Stored data
——————

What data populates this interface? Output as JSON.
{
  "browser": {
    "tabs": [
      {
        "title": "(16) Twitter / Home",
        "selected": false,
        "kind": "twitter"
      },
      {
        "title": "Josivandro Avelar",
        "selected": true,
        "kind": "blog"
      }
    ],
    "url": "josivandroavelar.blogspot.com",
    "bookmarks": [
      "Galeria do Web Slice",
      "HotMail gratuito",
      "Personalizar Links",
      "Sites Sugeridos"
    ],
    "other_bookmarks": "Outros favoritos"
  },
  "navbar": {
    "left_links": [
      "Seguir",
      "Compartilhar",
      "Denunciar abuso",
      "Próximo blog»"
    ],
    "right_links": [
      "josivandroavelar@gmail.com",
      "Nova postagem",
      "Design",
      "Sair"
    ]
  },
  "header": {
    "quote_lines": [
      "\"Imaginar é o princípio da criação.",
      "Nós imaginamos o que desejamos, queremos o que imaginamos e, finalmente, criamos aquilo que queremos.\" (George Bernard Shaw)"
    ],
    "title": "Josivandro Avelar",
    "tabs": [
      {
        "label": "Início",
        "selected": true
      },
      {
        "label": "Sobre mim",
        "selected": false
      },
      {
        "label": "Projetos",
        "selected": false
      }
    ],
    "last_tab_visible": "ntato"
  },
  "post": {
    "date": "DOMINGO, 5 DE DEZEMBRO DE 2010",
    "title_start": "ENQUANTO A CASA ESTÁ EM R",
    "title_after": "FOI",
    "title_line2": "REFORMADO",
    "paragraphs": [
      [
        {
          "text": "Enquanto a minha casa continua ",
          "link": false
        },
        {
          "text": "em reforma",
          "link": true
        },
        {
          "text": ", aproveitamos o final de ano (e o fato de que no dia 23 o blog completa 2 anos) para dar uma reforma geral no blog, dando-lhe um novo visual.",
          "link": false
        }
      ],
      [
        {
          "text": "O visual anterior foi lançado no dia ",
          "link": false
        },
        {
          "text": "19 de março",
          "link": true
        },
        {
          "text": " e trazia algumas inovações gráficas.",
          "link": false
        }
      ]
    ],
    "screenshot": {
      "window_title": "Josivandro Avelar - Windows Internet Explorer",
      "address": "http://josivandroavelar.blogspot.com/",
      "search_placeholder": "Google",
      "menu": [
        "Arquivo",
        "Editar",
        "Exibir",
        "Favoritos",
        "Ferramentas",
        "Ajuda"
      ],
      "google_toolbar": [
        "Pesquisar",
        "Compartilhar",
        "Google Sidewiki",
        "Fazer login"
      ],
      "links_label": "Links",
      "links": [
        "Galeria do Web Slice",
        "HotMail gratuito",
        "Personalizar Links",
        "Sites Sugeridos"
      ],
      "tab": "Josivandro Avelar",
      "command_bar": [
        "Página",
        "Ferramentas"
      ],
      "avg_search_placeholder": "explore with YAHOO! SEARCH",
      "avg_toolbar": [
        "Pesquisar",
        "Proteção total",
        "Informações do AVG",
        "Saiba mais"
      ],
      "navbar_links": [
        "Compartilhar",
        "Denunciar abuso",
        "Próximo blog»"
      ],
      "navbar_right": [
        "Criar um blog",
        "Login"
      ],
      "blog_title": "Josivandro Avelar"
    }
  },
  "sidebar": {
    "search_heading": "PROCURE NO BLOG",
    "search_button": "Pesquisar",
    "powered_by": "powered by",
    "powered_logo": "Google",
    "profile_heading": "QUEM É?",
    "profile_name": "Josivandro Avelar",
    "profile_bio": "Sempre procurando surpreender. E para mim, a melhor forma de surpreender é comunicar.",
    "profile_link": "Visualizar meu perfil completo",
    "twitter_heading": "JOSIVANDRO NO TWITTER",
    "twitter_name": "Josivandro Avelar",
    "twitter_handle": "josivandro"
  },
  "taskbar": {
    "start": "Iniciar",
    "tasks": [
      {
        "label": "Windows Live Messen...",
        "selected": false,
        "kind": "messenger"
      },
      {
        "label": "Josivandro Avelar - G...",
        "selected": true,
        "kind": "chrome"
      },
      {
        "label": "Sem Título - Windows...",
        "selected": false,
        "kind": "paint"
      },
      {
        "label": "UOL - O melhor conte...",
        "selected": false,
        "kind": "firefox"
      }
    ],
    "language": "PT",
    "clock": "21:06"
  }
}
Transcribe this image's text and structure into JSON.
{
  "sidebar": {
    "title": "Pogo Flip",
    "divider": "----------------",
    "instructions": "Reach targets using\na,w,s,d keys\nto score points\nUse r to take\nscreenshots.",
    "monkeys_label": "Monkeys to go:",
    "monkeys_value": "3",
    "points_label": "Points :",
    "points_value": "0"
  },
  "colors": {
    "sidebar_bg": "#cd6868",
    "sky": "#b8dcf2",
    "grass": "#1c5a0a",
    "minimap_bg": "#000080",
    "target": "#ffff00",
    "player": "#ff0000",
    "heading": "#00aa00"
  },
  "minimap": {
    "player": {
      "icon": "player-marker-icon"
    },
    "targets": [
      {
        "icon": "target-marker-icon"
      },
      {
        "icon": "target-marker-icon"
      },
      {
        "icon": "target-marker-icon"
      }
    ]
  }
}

——————

▶ [Work instructions]: Recopy the entries above exactly, with every line included.

▶ [Reply to the exercise]:
What data populates this interface? Output as JSON.
{
  "browser": {
    "tabs": [
      {
        "title": "(16) Twitter / Home",
        "selected": false,
        "kind": "twitter"
      },
      {
        "title": "Josivandro Avelar",
        "selected": true,
        "kind": "blog"
      }
    ],
    "url": "josivandroavelar.blogspot.com",
    "bookmarks": [
      "Galeria do Web Slice",
      "HotMail gratuito",
      "Personalizar Links",
      "Sites Sugeridos"
    ],
    "other_bookmarks": "Outros favoritos"
  },
  "navbar": {
    "left_links": [
      "Seguir",
      "Compartilhar",
      "Denunciar abuso",
      "Próximo blog»"
    ],
    "right_links": [
      "josivandroavelar@gmail.com",
      "Nova postagem",
      "Design",
      "Sair"
    ]
  },
  "header": {
    "quote_lines": [
      "\"Imaginar é o princípio da criação.",
      "Nós imaginamos o que desejamos, queremos o que imaginamos e, finalmente, criamos aquilo que queremos.\" (George Bernard Shaw)"
    ],
    "title": "Josivandro Avelar",
    "tabs": [
      {
        "label": "Início",
        "selected": true
      },
      {
        "label": "Sobre mim",
        "selected": false
      },
      {
        "label": "Projetos",
        "selected": false
      }
    ],
    "last_tab_visible": "ntato"
  },
  "post": {
    "date": "DOMINGO, 5 DE DEZEMBRO DE 2010",
    "title_start": "ENQUANTO A CASA ESTÁ EM R",
    "title_after": "FOI",
    "title_line2": "REFORMADO",
    "paragraphs": [
      [
        {
          "text": "Enquanto a minha casa continua ",
          "link": false
        },
        {
          "text": "em reforma",
          "link": true
        },
        {
          "text": ", aproveitamos o final de ano (e o fato de que no dia 23 o blog completa 2 anos) para dar uma reforma geral no blog, dando-lhe um novo visual.",
          "link": false
        }
      ],
      [
        {
          "text": "O visual anterior foi lançado no dia ",
          "link": false
        },
        {
          "text": "19 de março",
          "link": true
        },
        {
          "text": " e trazia algumas inovações gráficas.",
          "link": false
        }
      ]
    ],
    "screenshot": {
      "window_title": "Josivandro Avelar - Windows Internet Explorer",
      "address": "http://josivandroavelar.blogspot.com/",
      "search_placeholder": "Google",
      "menu": [
        "Arquivo",
        "Editar",
        "Exibir",
        "Favoritos",
        "Ferramentas",
        "Ajuda"
      ],
      "google_toolbar": [
        "Pesquisar",
        "Compartilhar",
        "Google Sidewiki",
        "Fazer login"
      ],
      "links_label": "Links",
      "links": [
        "Galeria do Web Slice",
        "HotMail gratuito",
        "Personalizar Links",
        "Sites Sugeridos"
      ],
      "tab": "Josivandro Avelar",
      "command_bar": [
        "Página",
        "Ferramentas"
      ],
      "avg_search_placeholder": "explore with YAHOO! SEARCH",
      "avg_toolbar": [
        "Pesquisar",
        "Proteção total",
        "Informações do AVG",
        "Saiba mais"
      ],
      "navbar_links": [
        "Compartilhar",
        "Denunciar abuso",
        "Próximo blog»"
      ],
      "navbar_right": [
        "Criar um blog",
        "Login"
      ],
      "blog_title": "Josivandro Avelar"
    }
  },
  "sidebar": {
    "search_heading": "PROCURE NO BLOG",
    "search_button": "Pesquisar",
    "powered_by": "powered by",
    "powered_logo": "Google",
    "profile_heading": "QUEM É?",
    "profile_name": "Josivandro Avelar",
    "profile_bio": "Sempre procurando surpreender. E para mim, a melhor forma de surpreender é comunicar.",
    "profile_link": "Visualizar meu perfil completo",
    "twitter_heading": "JOSIVANDRO NO TWITTER",
    "twitter_name": "Josivandro Avelar",
    "twitter_handle": "josivandro"
  },
  "taskbar": {
    "start": "Iniciar",
    "tasks": [
      {
        "label": "Windows Live Messen...",
        "selected": false,
        "kind": "messenger"
      },
      {
        "label": "Josivandro Avelar - G...",
        "selected": true,
        "kind": "chrome"
      },
      {
        "label": "Sem Título - Windows...",
        "selected": false,
        "kind": "paint"
      },
      {
        "label": "UOL - O melhor conte...",
        "selected": false,
        "kind": "firefox"
      }
    ],
    "language": "PT",
    "clock": "21:06"
  }
}
Transcribe this image's text and structure into JSON.
{
  "sidebar": {
    "title": "Pogo Flip",
    "divider": "----------------",
    "instructions": "Reach targets using\na,w,s,d keys\nto score points\nUse r to take\nscreenshots.",
    "monkeys_label": "Monkeys to go:",
    "monkeys_value": "3",
    "points_label": "Points :",
    "points_value": "0"
  },
  "colors": {
    "sidebar_bg": "#cd6868",
    "sky": "#b8dcf2",
    "grass": "#1c5a0a",
    "minimap_bg": "#000080",
    "target": "#ffff00",
    "player": "#ff0000",
    "heading": "#00aa00"
  },
  "minimap": {
    "player": {
      "icon": "player-marker-icon"
    },
    "targets": [
      {
        "icon": "target-marker-icon"
      },
      {
        "icon": "target-marker-icon"
      },
      {
        "icon": "target-marker-icon"
      }
    ]
  }
}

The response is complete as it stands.